Aim of the exercise>
Write out the following records verbatim, starting at the beginning of the records and ending at the line containing "- y-tick-label: 0.15: [691, 492, 712, 504]", with both of those lines included.

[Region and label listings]
'''
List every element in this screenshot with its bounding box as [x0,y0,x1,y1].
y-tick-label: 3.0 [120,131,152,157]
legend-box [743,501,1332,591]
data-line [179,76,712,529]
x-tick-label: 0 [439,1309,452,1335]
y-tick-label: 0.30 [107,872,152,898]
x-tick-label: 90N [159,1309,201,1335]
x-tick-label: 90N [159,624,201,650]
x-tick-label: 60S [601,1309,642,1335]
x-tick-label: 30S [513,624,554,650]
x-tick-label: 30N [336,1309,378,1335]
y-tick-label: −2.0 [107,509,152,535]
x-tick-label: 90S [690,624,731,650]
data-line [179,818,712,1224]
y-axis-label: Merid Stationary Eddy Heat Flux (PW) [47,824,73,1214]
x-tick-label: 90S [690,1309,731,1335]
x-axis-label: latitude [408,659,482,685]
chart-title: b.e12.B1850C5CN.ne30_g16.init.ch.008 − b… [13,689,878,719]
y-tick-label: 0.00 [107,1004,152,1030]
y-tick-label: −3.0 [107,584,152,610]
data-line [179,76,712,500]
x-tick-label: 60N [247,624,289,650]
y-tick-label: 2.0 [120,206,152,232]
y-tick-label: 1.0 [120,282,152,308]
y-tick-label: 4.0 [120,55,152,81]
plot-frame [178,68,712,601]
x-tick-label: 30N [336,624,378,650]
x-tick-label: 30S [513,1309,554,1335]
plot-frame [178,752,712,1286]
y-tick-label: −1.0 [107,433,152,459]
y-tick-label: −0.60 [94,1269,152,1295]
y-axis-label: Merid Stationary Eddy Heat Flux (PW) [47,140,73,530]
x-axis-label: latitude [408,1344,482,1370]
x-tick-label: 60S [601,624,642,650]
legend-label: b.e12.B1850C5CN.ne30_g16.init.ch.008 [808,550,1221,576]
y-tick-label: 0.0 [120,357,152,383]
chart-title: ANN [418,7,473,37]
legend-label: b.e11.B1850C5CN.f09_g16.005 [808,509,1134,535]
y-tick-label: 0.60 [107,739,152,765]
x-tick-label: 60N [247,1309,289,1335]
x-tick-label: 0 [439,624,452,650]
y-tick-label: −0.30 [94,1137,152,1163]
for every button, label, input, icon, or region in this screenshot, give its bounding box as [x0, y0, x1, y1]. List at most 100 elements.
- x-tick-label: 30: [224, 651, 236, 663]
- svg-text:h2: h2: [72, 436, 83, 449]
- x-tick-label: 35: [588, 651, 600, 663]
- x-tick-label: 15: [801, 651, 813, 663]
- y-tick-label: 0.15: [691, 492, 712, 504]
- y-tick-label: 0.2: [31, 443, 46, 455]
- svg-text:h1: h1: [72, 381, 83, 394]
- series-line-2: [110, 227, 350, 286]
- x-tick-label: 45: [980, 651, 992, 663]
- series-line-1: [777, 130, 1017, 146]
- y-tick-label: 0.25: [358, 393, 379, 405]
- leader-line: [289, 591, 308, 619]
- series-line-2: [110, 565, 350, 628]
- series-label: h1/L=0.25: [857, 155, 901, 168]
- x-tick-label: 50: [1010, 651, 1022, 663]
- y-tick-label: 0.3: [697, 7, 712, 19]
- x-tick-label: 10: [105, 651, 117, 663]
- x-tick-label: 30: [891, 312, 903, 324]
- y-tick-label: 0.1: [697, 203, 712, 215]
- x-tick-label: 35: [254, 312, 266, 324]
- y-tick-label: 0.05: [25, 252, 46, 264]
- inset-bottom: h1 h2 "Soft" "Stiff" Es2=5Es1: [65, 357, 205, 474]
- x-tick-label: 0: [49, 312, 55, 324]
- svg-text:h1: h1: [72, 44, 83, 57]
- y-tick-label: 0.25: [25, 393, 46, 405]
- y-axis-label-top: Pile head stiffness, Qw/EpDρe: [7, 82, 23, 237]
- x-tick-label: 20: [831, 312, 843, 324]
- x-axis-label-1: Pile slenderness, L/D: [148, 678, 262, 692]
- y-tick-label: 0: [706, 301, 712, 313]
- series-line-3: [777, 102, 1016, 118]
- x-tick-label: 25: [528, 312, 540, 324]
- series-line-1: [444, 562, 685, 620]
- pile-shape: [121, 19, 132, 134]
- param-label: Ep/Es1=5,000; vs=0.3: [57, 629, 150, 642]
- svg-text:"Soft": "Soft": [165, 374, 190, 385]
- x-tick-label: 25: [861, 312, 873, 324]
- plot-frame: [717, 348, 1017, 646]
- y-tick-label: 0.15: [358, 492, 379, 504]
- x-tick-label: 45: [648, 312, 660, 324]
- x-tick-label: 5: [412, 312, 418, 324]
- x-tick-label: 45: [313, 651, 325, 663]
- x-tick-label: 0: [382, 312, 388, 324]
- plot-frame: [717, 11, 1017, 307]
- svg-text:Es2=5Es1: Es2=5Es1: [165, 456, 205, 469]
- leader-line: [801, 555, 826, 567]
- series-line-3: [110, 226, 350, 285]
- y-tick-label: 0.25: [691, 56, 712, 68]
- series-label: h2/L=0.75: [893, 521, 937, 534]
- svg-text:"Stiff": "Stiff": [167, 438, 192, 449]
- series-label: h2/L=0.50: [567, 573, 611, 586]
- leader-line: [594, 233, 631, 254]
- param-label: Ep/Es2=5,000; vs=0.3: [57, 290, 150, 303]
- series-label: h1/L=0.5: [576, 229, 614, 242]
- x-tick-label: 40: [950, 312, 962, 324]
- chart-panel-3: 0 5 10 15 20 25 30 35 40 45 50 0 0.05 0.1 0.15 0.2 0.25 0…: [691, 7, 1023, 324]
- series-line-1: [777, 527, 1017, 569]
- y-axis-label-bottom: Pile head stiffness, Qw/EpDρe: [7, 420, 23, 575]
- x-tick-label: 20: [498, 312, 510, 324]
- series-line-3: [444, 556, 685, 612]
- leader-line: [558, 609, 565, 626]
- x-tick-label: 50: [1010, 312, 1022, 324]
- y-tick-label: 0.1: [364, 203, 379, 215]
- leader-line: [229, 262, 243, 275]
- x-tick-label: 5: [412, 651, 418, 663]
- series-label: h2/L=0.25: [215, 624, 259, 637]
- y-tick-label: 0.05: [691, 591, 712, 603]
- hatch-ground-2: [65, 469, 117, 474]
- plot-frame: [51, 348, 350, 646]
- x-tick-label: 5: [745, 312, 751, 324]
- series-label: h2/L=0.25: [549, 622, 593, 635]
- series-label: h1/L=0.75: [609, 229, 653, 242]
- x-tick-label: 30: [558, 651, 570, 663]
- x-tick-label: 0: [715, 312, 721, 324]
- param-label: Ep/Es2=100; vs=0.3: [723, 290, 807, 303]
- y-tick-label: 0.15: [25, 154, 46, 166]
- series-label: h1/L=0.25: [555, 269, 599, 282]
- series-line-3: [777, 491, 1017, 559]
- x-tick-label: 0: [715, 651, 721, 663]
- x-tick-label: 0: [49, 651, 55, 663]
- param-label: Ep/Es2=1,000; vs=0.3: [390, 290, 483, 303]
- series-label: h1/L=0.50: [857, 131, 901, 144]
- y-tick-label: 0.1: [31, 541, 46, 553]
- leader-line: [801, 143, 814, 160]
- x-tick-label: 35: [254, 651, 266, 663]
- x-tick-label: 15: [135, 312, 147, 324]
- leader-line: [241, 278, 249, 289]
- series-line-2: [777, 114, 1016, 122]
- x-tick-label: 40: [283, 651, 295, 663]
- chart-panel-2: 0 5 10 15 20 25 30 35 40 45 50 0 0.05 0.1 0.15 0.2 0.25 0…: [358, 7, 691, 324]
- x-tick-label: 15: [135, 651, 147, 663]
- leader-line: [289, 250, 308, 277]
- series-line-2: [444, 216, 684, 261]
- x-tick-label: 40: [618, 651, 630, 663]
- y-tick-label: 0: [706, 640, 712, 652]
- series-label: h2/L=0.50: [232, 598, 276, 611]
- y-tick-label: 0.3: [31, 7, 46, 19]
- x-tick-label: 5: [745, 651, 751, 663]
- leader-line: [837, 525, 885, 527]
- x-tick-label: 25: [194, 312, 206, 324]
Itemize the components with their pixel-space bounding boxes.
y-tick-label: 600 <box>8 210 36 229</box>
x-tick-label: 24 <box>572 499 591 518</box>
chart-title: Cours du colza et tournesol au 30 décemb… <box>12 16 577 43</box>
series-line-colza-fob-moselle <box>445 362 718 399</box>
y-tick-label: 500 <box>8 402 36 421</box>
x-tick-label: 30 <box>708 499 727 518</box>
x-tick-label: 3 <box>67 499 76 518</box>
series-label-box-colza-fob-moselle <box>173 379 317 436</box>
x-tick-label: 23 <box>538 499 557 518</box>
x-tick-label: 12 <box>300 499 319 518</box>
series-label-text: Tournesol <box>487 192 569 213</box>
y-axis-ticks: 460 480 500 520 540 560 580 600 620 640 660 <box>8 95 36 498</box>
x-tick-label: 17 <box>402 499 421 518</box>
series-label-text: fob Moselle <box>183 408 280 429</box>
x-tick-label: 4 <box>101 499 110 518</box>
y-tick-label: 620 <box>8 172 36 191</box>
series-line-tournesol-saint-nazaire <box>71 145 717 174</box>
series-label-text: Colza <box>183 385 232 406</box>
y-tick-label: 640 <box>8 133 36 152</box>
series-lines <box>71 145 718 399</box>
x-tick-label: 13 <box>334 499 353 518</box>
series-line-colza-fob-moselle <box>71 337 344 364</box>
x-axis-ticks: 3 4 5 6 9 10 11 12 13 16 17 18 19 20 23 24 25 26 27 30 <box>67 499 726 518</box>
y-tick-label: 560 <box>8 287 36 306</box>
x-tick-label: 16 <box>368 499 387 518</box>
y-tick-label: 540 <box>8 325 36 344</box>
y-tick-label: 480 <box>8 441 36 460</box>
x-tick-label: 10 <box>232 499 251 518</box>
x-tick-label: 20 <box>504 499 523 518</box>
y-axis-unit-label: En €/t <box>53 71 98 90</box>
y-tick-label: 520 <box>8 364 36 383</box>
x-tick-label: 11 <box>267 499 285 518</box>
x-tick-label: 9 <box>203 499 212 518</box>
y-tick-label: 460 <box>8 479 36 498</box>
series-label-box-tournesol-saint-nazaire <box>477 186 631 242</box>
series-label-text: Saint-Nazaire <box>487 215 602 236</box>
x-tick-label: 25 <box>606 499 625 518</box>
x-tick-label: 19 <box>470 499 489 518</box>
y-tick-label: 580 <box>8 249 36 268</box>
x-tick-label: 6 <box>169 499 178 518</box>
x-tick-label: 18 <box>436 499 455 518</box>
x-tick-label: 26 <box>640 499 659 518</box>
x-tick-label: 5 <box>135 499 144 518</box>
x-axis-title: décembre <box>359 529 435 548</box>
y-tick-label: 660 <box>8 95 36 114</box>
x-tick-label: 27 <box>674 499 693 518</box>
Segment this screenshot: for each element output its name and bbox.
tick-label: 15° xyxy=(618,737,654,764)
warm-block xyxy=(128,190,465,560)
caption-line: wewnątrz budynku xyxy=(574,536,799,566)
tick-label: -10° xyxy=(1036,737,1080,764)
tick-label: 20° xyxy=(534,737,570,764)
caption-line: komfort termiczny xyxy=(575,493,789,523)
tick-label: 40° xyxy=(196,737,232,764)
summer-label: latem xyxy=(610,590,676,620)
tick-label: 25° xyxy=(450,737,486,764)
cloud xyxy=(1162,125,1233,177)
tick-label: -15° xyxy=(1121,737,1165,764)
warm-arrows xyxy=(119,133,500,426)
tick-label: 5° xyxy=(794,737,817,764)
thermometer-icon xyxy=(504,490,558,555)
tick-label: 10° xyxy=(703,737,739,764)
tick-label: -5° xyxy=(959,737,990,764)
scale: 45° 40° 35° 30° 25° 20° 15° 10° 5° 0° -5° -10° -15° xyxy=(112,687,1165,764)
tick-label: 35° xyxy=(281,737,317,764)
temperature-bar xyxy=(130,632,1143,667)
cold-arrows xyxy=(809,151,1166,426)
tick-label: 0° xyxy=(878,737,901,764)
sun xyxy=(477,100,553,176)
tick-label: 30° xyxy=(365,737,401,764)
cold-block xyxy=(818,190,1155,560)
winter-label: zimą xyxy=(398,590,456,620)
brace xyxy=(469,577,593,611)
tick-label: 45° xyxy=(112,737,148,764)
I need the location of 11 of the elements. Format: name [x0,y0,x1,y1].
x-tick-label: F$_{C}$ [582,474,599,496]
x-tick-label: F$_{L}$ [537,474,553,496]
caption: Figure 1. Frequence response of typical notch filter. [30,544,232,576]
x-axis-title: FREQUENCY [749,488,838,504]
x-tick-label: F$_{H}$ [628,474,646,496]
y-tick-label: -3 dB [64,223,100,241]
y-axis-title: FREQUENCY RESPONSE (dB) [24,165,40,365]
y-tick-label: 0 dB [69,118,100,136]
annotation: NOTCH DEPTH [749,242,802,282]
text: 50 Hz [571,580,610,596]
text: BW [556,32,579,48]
'''
Task solution>
List every element in this screenshot with its bounding box as [x0,y0,x1,y1].
y-tick-label: 3.0 [120,131,152,157]
legend-box [743,501,1332,591]
data-line [179,76,712,529]
x-tick-label: 0 [439,1309,452,1335]
y-tick-label: 0.30 [107,872,152,898]
x-tick-label: 90N [159,1309,201,1335]
x-tick-label: 90N [159,624,201,650]
x-tick-label: 60S [601,1309,642,1335]
x-tick-label: 30S [513,624,554,650]
x-tick-label: 30N [336,1309,378,1335]
y-tick-label: −2.0 [107,509,152,535]
x-tick-label: 90S [690,624,731,650]
data-line [179,818,712,1224]
y-axis-label: Merid Stationary Eddy Heat Flux (PW) [47,824,73,1214]
x-tick-label: 90S [690,1309,731,1335]
x-axis-label: latitude [408,659,482,685]
chart-title: b.e12.B1850C5CN.ne30_g16.init.ch.008 − b… [13,689,878,719]
y-tick-label: 0.00 [107,1004,152,1030]
y-tick-label: −3.0 [107,584,152,610]
data-line [179,76,712,500]
x-tick-label: 60N [247,624,289,650]
y-tick-label: 2.0 [120,206,152,232]
y-tick-label: 1.0 [120,282,152,308]
y-tick-label: 4.0 [120,55,152,81]
plot-frame [178,68,712,601]
x-tick-label: 30N [336,624,378,650]
x-tick-label: 30S [513,1309,554,1335]
plot-frame [178,752,712,1286]
y-tick-label: −1.0 [107,433,152,459]
y-tick-label: −0.60 [94,1269,152,1295]
y-axis-label: Merid Stationary Eddy Heat Flux (PW) [47,140,73,530]
x-axis-label: latitude [408,1344,482,1370]
x-tick-label: 60S [601,624,642,650]
legend-label: b.e12.B1850C5CN.ne30_g16.init.ch.008 [808,550,1221,576]
y-tick-label: 0.0 [120,357,152,383]
chart-title: ANN [418,7,473,37]
legend-label: b.e11.B1850C5CN.f09_g16.005 [808,509,1134,535]
y-tick-label: 0.60 [107,739,152,765]
x-tick-label: 60N [247,1309,289,1335]
x-tick-label: 0 [439,624,452,650]
y-tick-label: −0.30 [94,1137,152,1163]
for every button, label, input, icon, or region in this screenshot, give its bounding box as [x0, y0, x1, y1]. List at most 100 elements.
- x-tick-label: 30: [224, 651, 236, 663]
- svg-text:h2: h2: [72, 436, 83, 449]
- x-tick-label: 35: [588, 651, 600, 663]
- x-tick-label: 15: [801, 651, 813, 663]
- y-tick-label: 0.15: [691, 492, 712, 504]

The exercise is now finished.